= Input data =
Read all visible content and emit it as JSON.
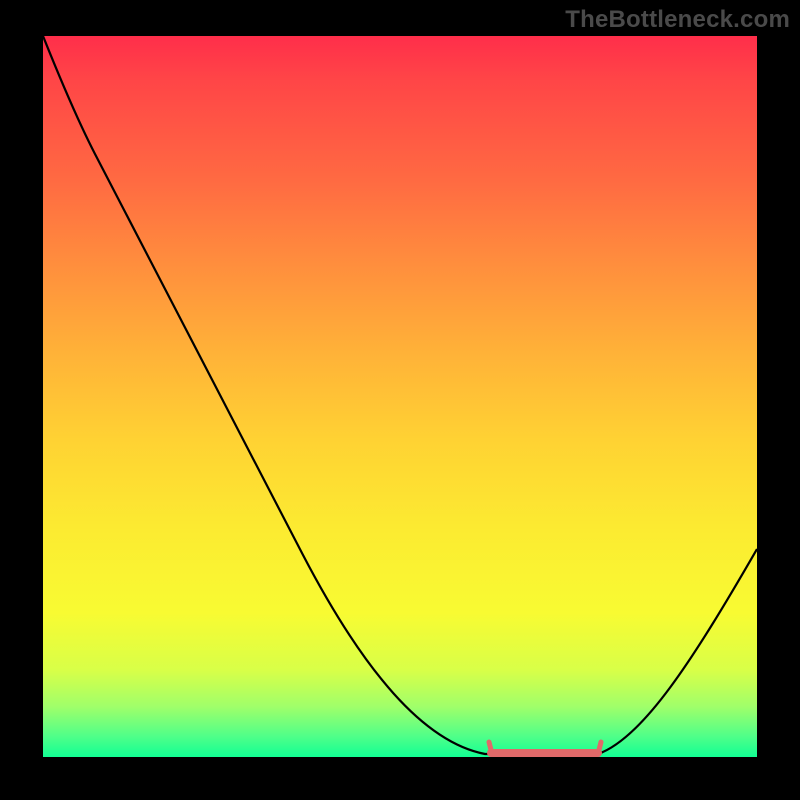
{
  "watermark": "TheBottleneck.com",
  "chart_data": {
    "type": "line",
    "title": "",
    "xlabel": "",
    "ylabel": "",
    "xlim": [
      0,
      100
    ],
    "ylim": [
      0,
      100
    ],
    "x": [
      0,
      5,
      10,
      15,
      20,
      25,
      30,
      35,
      40,
      45,
      50,
      55,
      60,
      63,
      66,
      70,
      74,
      78,
      82,
      86,
      90,
      95,
      100
    ],
    "y": [
      100,
      94,
      85,
      76,
      67,
      58,
      49,
      40,
      31,
      23,
      15,
      9,
      4,
      1,
      0,
      0,
      0,
      1,
      4,
      9,
      14,
      21,
      29
    ],
    "optimal_band": {
      "x_start": 63,
      "x_end": 78,
      "y": 0
    },
    "background_gradient": {
      "type": "rainbow-vertical",
      "stops": [
        {
          "pos": 0.0,
          "color": "#ff2e4a"
        },
        {
          "pos": 0.32,
          "color": "#ff8f3d"
        },
        {
          "pos": 0.68,
          "color": "#fcea31"
        },
        {
          "pos": 0.93,
          "color": "#a0ff6a"
        },
        {
          "pos": 1.0,
          "color": "#12ff94"
        }
      ]
    }
  }
}
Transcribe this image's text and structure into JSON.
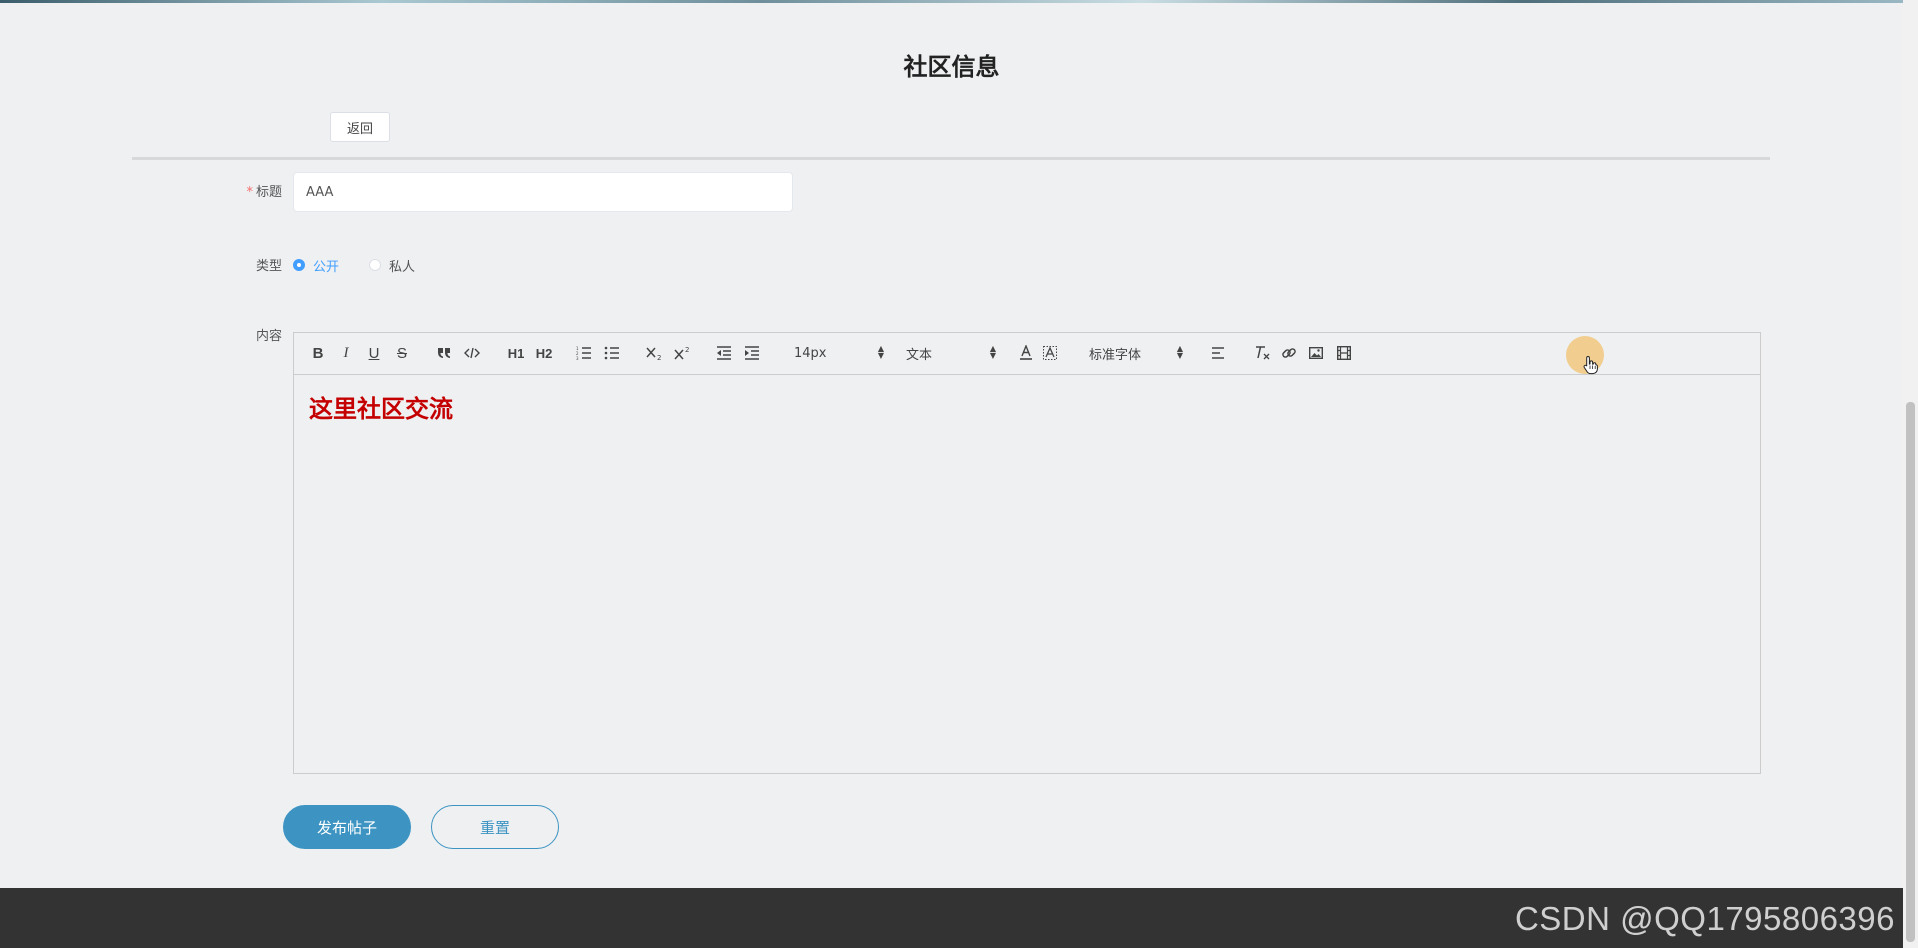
{
  "page": {
    "title": "社区信息",
    "back_label": "返回"
  },
  "form": {
    "title_label": "标题",
    "required_mark": "*",
    "title_value": "AAA",
    "type_label": "类型",
    "type_options": [
      "公开",
      "私人"
    ],
    "type_selected": "公开",
    "content_label": "内容"
  },
  "editor": {
    "toolbar": {
      "font_size": "14px",
      "header_style": "文本",
      "font_family": "标准字体",
      "h1": "H1",
      "h2": "H2",
      "bold": "B",
      "italic": "I",
      "underline": "U",
      "strike": "S"
    },
    "content_text": "这里社区交流"
  },
  "actions": {
    "publish_label": "发布帖子",
    "reset_label": "重置"
  },
  "footer": {
    "watermark": "CSDN @QQ1795806396"
  },
  "colors": {
    "accent": "#3d94c2",
    "radio_active": "#409eff",
    "content_text": "#c40000",
    "footer_bg": "#333333"
  }
}
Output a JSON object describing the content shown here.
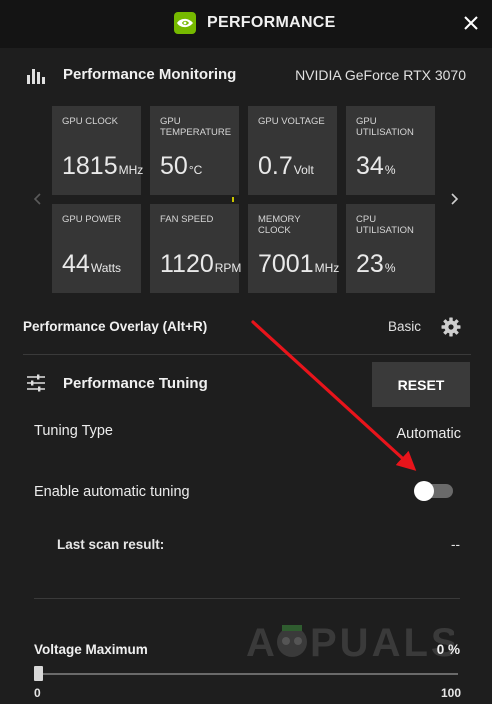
{
  "window": {
    "title": "PERFORMANCE",
    "logo_icon": "nvidia-logo-icon",
    "accent_color": "#76b900"
  },
  "monitoring": {
    "title": "Performance Monitoring",
    "gpu_name": "NVIDIA GeForce RTX 3070",
    "tiles": [
      {
        "label": "GPU CLOCK",
        "value": "1815",
        "unit": "MHz"
      },
      {
        "label": "GPU TEMPERATURE",
        "value": "50",
        "unit": "°C"
      },
      {
        "label": "GPU VOLTAGE",
        "value": "0.7",
        "unit": "Volt"
      },
      {
        "label": "GPU UTILISATION",
        "value": "34",
        "unit": "%"
      },
      {
        "label": "GPU POWER",
        "value": "44",
        "unit": "Watts"
      },
      {
        "label": "FAN SPEED",
        "value": "1120",
        "unit": "RPM"
      },
      {
        "label": "MEMORY CLOCK",
        "value": "7001",
        "unit": "MHz"
      },
      {
        "label": "CPU UTILISATION",
        "value": "23",
        "unit": "%"
      }
    ]
  },
  "overlay": {
    "label": "Performance Overlay (Alt+R)",
    "mode": "Basic"
  },
  "tuning": {
    "title": "Performance Tuning",
    "reset_label": "RESET",
    "type_label": "Tuning Type",
    "type_value": "Automatic",
    "auto_label": "Enable automatic tuning",
    "auto_enabled": false,
    "scan_label": "Last scan result:",
    "scan_value": "--",
    "voltage_label": "Voltage Maximum",
    "voltage_value": "0 %",
    "voltage_percent": 0,
    "slider_min": "0",
    "slider_max": "100"
  },
  "annotation": {
    "arrow_color": "#e8141b"
  },
  "watermark": {
    "text": "APPUALS"
  }
}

= Exercise requirements =
Reproduce the entries above without change, omitting all pictures.

= Exercise answer =
Read all visible content and emit it as JSON.
{
  "watermark": "TheBottleneck.com",
  "chart_data": {
    "type": "line",
    "title": "",
    "xlabel": "",
    "ylabel": "",
    "xlim": [
      0,
      100
    ],
    "ylim": [
      0,
      100
    ],
    "x": [
      0,
      5,
      10,
      15,
      20,
      25,
      30,
      35,
      40,
      45,
      50,
      55,
      60,
      63,
      66,
      70,
      74,
      78,
      82,
      86,
      90,
      95,
      100
    ],
    "y": [
      100,
      94,
      85,
      76,
      67,
      58,
      49,
      40,
      31,
      23,
      15,
      9,
      4,
      1,
      0,
      0,
      0,
      1,
      4,
      9,
      14,
      21,
      29
    ],
    "optimal_band": {
      "x_start": 63,
      "x_end": 78,
      "y": 0
    },
    "background_gradient": {
      "type": "rainbow-vertical",
      "stops": [
        {
          "pos": 0.0,
          "color": "#ff2e4a"
        },
        {
          "pos": 0.32,
          "color": "#ff8f3d"
        },
        {
          "pos": 0.68,
          "color": "#fcea31"
        },
        {
          "pos": 0.93,
          "color": "#a0ff6a"
        },
        {
          "pos": 1.0,
          "color": "#12ff94"
        }
      ]
    }
  }
}
Transcribe this image's text and structure into JSON.
{
  "page": {
    "title": "社区信息",
    "back_label": "返回"
  },
  "form": {
    "title_label": "标题",
    "required_mark": "*",
    "title_value": "AAA",
    "type_label": "类型",
    "type_options": [
      "公开",
      "私人"
    ],
    "type_selected": "公开",
    "content_label": "内容"
  },
  "editor": {
    "toolbar": {
      "font_size": "14px",
      "header_style": "文本",
      "font_family": "标准字体",
      "h1": "H1",
      "h2": "H2",
      "bold": "B",
      "italic": "I",
      "underline": "U",
      "strike": "S"
    },
    "content_text": "这里社区交流"
  },
  "actions": {
    "publish_label": "发布帖子",
    "reset_label": "重置"
  },
  "footer": {
    "watermark": "CSDN @QQ1795806396"
  },
  "colors": {
    "accent": "#3d94c2",
    "radio_active": "#409eff",
    "content_text": "#c40000",
    "footer_bg": "#333333"
  }
}
Output a JSON object describing the content shown here.
{
  "window": {
    "title": "PERFORMANCE",
    "logo_icon": "nvidia-logo-icon",
    "accent_color": "#76b900"
  },
  "monitoring": {
    "title": "Performance Monitoring",
    "gpu_name": "NVIDIA GeForce RTX 3070",
    "tiles": [
      {
        "label": "GPU CLOCK",
        "value": "1815",
        "unit": "MHz"
      },
      {
        "label": "GPU TEMPERATURE",
        "value": "50",
        "unit": "°C"
      },
      {
        "label": "GPU VOLTAGE",
        "value": "0.7",
        "unit": "Volt"
      },
      {
        "label": "GPU UTILISATION",
        "value": "34",
        "unit": "%"
      },
      {
        "label": "GPU POWER",
        "value": "44",
        "unit": "Watts"
      },
      {
        "label": "FAN SPEED",
        "value": "1120",
        "unit": "RPM"
      },
      {
        "label": "MEMORY CLOCK",
        "value": "7001",
        "unit": "MHz"
      },
      {
        "label": "CPU UTILISATION",
        "value": "23",
        "unit": "%"
      }
    ]
  },
  "overlay": {
    "label": "Performance Overlay (Alt+R)",
    "mode": "Basic"
  },
  "tuning": {
    "title": "Performance Tuning",
    "reset_label": "RESET",
    "type_label": "Tuning Type",
    "type_value": "Automatic",
    "auto_label": "Enable automatic tuning",
    "auto_enabled": false,
    "scan_label": "Last scan result:",
    "scan_value": "--",
    "voltage_label": "Voltage Maximum",
    "voltage_value": "0 %",
    "voltage_percent": 0,
    "slider_min": "0",
    "slider_max": "100"
  },
  "annotation": {
    "arrow_color": "#e8141b"
  },
  "watermark": {
    "text": "APPUALS"
  }
}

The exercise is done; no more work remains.